WHAT YOU HAVE TO DO: Every entry must be given again exactly.

RECORDS FOR PROCESSING:
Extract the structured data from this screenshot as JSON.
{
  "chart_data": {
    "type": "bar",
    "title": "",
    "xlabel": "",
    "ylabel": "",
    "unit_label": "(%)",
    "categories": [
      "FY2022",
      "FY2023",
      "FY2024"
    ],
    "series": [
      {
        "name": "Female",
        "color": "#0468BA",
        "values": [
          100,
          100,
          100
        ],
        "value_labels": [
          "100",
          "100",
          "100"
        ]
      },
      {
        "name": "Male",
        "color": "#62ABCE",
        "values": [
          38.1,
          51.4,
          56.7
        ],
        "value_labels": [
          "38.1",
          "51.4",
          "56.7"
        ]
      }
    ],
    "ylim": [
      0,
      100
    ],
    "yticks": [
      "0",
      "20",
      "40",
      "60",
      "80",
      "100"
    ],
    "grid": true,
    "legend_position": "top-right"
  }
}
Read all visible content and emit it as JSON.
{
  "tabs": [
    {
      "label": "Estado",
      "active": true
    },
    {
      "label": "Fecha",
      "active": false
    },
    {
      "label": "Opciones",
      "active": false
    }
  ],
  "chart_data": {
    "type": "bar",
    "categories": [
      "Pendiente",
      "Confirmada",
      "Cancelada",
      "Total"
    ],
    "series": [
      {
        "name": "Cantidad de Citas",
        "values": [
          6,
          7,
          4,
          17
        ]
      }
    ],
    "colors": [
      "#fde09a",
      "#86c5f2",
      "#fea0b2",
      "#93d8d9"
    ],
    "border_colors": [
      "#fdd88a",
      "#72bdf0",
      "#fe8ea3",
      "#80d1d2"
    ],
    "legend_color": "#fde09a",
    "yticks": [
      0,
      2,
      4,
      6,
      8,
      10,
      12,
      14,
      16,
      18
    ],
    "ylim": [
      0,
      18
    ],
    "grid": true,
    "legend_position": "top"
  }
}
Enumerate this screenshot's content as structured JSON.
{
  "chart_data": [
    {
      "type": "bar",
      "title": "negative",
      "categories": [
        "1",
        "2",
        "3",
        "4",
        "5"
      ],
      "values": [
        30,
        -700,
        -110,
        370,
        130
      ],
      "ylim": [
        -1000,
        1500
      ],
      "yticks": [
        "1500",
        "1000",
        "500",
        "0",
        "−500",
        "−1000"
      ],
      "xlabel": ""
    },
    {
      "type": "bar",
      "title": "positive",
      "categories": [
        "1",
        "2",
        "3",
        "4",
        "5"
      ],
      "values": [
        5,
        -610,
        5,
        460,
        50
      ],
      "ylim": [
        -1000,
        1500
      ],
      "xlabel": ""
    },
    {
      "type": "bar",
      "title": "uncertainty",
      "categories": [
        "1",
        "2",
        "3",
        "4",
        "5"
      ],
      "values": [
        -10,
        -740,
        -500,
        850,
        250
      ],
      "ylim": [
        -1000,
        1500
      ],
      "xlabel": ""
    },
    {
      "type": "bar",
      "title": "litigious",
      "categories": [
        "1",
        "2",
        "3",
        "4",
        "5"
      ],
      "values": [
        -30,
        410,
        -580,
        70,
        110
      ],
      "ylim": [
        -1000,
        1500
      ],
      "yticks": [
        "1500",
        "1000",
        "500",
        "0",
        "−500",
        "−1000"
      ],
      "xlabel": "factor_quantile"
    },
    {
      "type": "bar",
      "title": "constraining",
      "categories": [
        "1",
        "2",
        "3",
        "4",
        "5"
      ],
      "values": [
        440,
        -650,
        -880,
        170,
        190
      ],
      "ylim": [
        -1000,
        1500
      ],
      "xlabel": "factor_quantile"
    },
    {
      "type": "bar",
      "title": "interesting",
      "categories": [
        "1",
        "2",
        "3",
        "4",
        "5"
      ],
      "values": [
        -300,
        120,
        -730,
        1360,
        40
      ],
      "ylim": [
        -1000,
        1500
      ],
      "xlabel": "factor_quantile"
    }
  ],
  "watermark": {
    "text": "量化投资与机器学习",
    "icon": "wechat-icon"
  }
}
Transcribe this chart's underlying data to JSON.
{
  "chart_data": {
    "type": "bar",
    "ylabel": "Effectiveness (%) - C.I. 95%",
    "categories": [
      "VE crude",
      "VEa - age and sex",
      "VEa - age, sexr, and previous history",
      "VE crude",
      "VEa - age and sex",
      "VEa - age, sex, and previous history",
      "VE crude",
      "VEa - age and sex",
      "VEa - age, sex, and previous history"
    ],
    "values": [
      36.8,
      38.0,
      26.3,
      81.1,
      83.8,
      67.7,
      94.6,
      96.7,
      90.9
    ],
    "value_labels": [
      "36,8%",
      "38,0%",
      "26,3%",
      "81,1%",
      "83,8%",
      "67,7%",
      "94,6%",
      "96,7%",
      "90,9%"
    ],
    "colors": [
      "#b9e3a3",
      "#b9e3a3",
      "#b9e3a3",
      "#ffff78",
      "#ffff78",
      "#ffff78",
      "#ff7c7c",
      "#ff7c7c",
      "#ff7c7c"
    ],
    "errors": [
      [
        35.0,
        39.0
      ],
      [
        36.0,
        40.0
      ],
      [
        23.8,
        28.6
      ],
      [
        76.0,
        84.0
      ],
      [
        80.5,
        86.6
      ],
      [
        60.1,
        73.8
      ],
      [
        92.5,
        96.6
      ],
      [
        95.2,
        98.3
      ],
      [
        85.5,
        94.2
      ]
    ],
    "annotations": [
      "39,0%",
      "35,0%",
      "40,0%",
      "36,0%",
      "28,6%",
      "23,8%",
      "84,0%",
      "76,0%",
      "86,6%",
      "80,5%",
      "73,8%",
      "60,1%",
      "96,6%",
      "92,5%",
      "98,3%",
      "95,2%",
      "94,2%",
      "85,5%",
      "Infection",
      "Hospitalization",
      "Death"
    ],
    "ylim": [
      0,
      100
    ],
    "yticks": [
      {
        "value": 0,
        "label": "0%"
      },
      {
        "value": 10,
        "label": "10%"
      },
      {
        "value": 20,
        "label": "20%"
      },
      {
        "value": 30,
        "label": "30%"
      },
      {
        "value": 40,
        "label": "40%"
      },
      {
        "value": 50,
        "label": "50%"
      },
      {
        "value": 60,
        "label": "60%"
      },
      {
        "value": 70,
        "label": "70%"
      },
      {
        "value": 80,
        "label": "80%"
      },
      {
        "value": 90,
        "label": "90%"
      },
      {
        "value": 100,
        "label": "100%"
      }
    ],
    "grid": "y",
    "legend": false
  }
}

RESPONSE TO THE TASK:
Extract the structured data from this screenshot as JSON.
{
  "chart_data": {
    "type": "bar",
    "title": "",
    "xlabel": "",
    "ylabel": "",
    "unit_label": "(%)",
    "categories": [
      "FY2022",
      "FY2023",
      "FY2024"
    ],
    "series": [
      {
        "name": "Female",
        "color": "#0468BA",
        "values": [
          100,
          100,
          100
        ],
        "value_labels": [
          "100",
          "100",
          "100"
        ]
      },
      {
        "name": "Male",
        "color": "#62ABCE",
        "values": [
          38.1,
          51.4,
          56.7
        ],
        "value_labels": [
          "38.1",
          "51.4",
          "56.7"
        ]
      }
    ],
    "ylim": [
      0,
      100
    ],
    "yticks": [
      "0",
      "20",
      "40",
      "60",
      "80",
      "100"
    ],
    "grid": true,
    "legend_position": "top-right"
  }
}
Read all visible content and emit it as JSON.
{
  "tabs": [
    {
      "label": "Estado",
      "active": true
    },
    {
      "label": "Fecha",
      "active": false
    },
    {
      "label": "Opciones",
      "active": false
    }
  ],
  "chart_data": {
    "type": "bar",
    "categories": [
      "Pendiente",
      "Confirmada",
      "Cancelada",
      "Total"
    ],
    "series": [
      {
        "name": "Cantidad de Citas",
        "values": [
          6,
          7,
          4,
          17
        ]
      }
    ],
    "colors": [
      "#fde09a",
      "#86c5f2",
      "#fea0b2",
      "#93d8d9"
    ],
    "border_colors": [
      "#fdd88a",
      "#72bdf0",
      "#fe8ea3",
      "#80d1d2"
    ],
    "legend_color": "#fde09a",
    "yticks": [
      0,
      2,
      4,
      6,
      8,
      10,
      12,
      14,
      16,
      18
    ],
    "ylim": [
      0,
      18
    ],
    "grid": true,
    "legend_position": "top"
  }
}
Enumerate this screenshot's content as structured JSON.
{
  "chart_data": [
    {
      "type": "bar",
      "title": "negative",
      "categories": [
        "1",
        "2",
        "3",
        "4",
        "5"
      ],
      "values": [
        30,
        -700,
        -110,
        370,
        130
      ],
      "ylim": [
        -1000,
        1500
      ],
      "yticks": [
        "1500",
        "1000",
        "500",
        "0",
        "−500",
        "−1000"
      ],
      "xlabel": ""
    },
    {
      "type": "bar",
      "title": "positive",
      "categories": [
        "1",
        "2",
        "3",
        "4",
        "5"
      ],
      "values": [
        5,
        -610,
        5,
        460,
        50
      ],
      "ylim": [
        -1000,
        1500
      ],
      "xlabel": ""
    },
    {
      "type": "bar",
      "title": "uncertainty",
      "categories": [
        "1",
        "2",
        "3",
        "4",
        "5"
      ],
      "values": [
        -10,
        -740,
        -500,
        850,
        250
      ],
      "ylim": [
        -1000,
        1500
      ],
      "xlabel": ""
    },
    {
      "type": "bar",
      "title": "litigious",
      "categories": [
        "1",
        "2",
        "3",
        "4",
        "5"
      ],
      "values": [
        -30,
        410,
        -580,
        70,
        110
      ],
      "ylim": [
        -1000,
        1500
      ],
      "yticks": [
        "1500",
        "1000",
        "500",
        "0",
        "−500",
        "−1000"
      ],
      "xlabel": "factor_quantile"
    },
    {
      "type": "bar",
      "title": "constraining",
      "categories": [
        "1",
        "2",
        "3",
        "4",
        "5"
      ],
      "values": [
        440,
        -650,
        -880,
        170,
        190
      ],
      "ylim": [
        -1000,
        1500
      ],
      "xlabel": "factor_quantile"
    },
    {
      "type": "bar",
      "title": "interesting",
      "categories": [
        "1",
        "2",
        "3",
        "4",
        "5"
      ],
      "values": [
        -300,
        120,
        -730,
        1360,
        40
      ],
      "ylim": [
        -1000,
        1500
      ],
      "xlabel": "factor_quantile"
    }
  ],
  "watermark": {
    "text": "量化投资与机器学习",
    "icon": "wechat-icon"
  }
}
Transcribe this chart's underlying data to JSON.
{
  "chart_data": {
    "type": "bar",
    "ylabel": "Effectiveness (%) - C.I. 95%",
    "categories": [
      "VE crude",
      "VEa - age and sex",
      "VEa - age, sexr, and previous history",
      "VE crude",
      "VEa - age and sex",
      "VEa - age, sex, and previous history",
      "VE crude",
      "VEa - age and sex",
      "VEa - age, sex, and previous history"
    ],
    "values": [
      36.8,
      38.0,
      26.3,
      81.1,
      83.8,
      67.7,
      94.6,
      96.7,
      90.9
    ],
    "value_labels": [
      "36,8%",
      "38,0%",
      "26,3%",
      "81,1%",
      "83,8%",
      "67,7%",
      "94,6%",
      "96,7%",
      "90,9%"
    ],
    "colors": [
      "#b9e3a3",
      "#b9e3a3",
      "#b9e3a3",
      "#ffff78",
      "#ffff78",
      "#ffff78",
      "#ff7c7c",
      "#ff7c7c",
      "#ff7c7c"
    ],
    "errors": [
      [
        35.0,
        39.0
      ],
      [
        36.0,
        40.0
      ],
      [
        23.8,
        28.6
      ],
      [
        76.0,
        84.0
      ],
      [
        80.5,
        86.6
      ],
      [
        60.1,
        73.8
      ],
      [
        92.5,
        96.6
      ],
      [
        95.2,
        98.3
      ],
      [
        85.5,
        94.2
      ]
    ],
    "annotations": [
      "39,0%",
      "35,0%",
      "40,0%",
      "36,0%",
      "28,6%",
      "23,8%",
      "84,0%",
      "76,0%",
      "86,6%",
      "80,5%",
      "73,8%",
      "60,1%",
      "96,6%",
      "92,5%",
      "98,3%",
      "95,2%",
      "94,2%",
      "85,5%",
      "Infection",
      "Hospitalization",
      "Death"
    ],
    "ylim": [
      0,
      100
    ],
    "yticks": [
      {
        "value": 0,
        "label": "0%"
      },
      {
        "value": 10,
        "label": "10%"
      },
      {
        "value": 20,
        "label": "20%"
      },
      {
        "value": 30,
        "label": "30%"
      },
      {
        "value": 40,
        "label": "40%"
      },
      {
        "value": 50,
        "label": "50%"
      },
      {
        "value": 60,
        "label": "60%"
      },
      {
        "value": 70,
        "label": "70%"
      },
      {
        "value": 80,
        "label": "80%"
      },
      {
        "value": 90,
        "label": "90%"
      },
      {
        "value": 100,
        "label": "100%"
      }
    ],
    "grid": "y",
    "legend": false
  }
}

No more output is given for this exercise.